In the entries that follow, how many lines contain "this"? Answer with the number only.

* Start Dataset entries *

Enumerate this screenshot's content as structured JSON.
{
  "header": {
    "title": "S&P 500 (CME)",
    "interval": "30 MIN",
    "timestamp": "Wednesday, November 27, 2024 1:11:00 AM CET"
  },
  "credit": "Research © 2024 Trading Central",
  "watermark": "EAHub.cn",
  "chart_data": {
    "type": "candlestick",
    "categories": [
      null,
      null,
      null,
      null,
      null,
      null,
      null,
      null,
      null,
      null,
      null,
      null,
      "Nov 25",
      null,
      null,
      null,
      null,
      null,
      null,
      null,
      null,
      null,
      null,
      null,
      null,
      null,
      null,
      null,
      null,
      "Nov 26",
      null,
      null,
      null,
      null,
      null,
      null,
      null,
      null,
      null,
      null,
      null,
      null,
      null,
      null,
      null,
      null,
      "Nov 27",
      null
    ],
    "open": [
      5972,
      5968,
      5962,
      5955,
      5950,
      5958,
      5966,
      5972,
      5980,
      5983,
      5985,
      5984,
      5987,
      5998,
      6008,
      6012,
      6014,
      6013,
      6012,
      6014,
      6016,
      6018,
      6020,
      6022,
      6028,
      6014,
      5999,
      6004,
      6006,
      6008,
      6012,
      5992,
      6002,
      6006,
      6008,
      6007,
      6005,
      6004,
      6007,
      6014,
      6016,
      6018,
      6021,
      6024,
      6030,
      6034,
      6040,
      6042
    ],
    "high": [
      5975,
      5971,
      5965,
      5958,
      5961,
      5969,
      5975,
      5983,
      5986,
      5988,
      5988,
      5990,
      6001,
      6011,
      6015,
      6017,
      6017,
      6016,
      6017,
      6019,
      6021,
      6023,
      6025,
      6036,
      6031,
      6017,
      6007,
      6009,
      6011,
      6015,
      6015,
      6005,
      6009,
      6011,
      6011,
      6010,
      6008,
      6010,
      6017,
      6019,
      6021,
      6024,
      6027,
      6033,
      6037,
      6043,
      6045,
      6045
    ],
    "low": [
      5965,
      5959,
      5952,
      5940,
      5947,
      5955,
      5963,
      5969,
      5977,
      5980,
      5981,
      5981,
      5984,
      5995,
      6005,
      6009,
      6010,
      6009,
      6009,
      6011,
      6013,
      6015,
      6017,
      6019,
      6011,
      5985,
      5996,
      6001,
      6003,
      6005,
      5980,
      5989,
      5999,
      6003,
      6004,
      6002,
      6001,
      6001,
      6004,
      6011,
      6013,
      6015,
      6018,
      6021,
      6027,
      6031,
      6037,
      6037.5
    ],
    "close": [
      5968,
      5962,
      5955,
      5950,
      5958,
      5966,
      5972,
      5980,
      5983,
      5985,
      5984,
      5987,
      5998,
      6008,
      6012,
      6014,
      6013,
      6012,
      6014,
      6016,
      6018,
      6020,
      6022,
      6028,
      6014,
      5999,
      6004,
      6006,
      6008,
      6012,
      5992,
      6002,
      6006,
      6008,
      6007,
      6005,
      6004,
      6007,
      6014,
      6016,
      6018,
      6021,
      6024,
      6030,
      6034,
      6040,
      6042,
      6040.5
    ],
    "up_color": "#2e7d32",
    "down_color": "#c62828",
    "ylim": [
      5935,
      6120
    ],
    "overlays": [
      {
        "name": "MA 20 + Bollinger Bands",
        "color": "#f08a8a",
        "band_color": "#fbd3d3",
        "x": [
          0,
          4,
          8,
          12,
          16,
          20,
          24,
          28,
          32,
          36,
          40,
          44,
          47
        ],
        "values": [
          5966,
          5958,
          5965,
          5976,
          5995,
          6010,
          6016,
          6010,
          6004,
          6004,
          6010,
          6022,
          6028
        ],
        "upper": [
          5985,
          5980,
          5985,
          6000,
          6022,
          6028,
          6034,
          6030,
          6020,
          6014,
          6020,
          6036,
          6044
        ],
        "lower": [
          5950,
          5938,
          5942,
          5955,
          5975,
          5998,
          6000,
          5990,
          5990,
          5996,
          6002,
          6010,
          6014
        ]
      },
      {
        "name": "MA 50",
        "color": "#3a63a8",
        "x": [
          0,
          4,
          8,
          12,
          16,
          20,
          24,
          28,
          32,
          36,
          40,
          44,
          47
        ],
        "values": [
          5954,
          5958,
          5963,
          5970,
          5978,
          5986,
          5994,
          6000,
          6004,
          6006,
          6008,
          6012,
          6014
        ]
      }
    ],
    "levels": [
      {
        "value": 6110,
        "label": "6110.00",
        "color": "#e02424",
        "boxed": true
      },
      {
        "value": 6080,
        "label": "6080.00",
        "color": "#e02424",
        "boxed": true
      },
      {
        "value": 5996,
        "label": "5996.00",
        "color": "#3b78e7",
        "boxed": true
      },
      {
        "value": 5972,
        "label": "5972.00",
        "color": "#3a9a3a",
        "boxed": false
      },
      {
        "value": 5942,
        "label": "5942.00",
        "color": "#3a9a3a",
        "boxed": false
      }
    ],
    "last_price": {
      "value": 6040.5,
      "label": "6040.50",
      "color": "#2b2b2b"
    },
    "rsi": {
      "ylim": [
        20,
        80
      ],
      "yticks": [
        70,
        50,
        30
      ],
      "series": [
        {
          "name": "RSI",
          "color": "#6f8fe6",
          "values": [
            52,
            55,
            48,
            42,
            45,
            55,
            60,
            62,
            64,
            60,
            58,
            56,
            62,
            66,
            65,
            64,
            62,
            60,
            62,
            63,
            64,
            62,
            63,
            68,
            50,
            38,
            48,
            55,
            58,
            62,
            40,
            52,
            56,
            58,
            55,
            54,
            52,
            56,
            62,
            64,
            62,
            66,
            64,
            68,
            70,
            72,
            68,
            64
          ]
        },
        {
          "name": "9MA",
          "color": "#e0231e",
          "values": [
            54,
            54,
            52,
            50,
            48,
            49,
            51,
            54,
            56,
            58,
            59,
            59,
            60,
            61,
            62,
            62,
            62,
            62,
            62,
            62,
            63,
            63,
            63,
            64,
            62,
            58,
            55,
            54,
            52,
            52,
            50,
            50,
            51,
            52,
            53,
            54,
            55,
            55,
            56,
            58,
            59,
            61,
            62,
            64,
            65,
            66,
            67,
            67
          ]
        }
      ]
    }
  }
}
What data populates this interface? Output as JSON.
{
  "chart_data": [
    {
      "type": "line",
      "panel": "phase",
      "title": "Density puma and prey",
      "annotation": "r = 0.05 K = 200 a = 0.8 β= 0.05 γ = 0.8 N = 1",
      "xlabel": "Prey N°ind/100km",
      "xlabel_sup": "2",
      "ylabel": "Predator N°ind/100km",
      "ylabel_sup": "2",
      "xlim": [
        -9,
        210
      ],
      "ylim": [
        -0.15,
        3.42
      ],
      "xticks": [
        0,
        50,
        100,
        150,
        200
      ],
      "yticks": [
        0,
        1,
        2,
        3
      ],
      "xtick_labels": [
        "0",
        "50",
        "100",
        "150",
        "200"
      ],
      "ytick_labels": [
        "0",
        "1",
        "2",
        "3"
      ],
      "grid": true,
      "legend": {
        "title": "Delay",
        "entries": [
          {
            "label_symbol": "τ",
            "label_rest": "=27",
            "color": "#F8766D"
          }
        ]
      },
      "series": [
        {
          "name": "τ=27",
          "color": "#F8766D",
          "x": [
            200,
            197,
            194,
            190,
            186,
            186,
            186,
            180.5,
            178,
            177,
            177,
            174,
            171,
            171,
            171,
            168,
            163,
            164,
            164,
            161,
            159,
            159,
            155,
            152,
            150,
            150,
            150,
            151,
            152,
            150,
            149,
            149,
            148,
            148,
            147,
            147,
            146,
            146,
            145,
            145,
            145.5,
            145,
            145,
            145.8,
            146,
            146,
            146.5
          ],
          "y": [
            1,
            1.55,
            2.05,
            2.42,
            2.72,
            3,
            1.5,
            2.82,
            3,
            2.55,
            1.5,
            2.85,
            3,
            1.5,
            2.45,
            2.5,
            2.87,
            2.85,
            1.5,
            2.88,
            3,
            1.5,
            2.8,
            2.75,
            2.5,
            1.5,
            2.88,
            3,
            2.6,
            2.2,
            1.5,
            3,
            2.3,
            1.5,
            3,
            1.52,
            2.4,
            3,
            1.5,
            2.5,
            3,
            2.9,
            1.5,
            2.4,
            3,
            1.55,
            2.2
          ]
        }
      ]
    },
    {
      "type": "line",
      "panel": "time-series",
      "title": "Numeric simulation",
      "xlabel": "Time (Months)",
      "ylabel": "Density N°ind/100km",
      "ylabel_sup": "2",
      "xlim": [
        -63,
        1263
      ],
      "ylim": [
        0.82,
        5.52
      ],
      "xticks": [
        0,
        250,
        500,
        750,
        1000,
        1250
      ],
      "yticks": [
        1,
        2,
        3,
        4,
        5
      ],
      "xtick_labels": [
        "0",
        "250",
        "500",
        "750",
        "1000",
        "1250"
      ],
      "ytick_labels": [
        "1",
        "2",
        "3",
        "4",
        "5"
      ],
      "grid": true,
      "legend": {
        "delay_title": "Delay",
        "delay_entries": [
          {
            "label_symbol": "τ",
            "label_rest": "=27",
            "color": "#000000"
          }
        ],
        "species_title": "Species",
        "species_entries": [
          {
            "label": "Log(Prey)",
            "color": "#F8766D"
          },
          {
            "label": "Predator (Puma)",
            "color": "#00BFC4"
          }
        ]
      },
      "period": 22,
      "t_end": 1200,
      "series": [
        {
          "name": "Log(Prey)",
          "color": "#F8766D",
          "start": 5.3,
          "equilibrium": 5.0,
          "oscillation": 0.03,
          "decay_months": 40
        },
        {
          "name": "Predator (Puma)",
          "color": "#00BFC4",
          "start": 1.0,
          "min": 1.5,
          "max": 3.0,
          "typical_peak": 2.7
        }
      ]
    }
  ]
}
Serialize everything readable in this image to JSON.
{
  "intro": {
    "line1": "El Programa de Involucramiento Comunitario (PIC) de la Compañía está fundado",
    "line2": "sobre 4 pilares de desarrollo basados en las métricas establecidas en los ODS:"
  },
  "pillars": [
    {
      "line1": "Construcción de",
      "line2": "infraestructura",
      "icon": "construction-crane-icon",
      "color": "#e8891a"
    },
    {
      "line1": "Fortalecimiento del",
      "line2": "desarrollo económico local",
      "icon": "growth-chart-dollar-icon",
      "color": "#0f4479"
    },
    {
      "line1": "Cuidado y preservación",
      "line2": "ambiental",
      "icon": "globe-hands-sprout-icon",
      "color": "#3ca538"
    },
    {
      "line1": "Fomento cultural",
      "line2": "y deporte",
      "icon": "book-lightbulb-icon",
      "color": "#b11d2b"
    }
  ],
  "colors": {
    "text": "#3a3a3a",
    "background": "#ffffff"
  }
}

* End Dataset entries *

__Output of the task__
3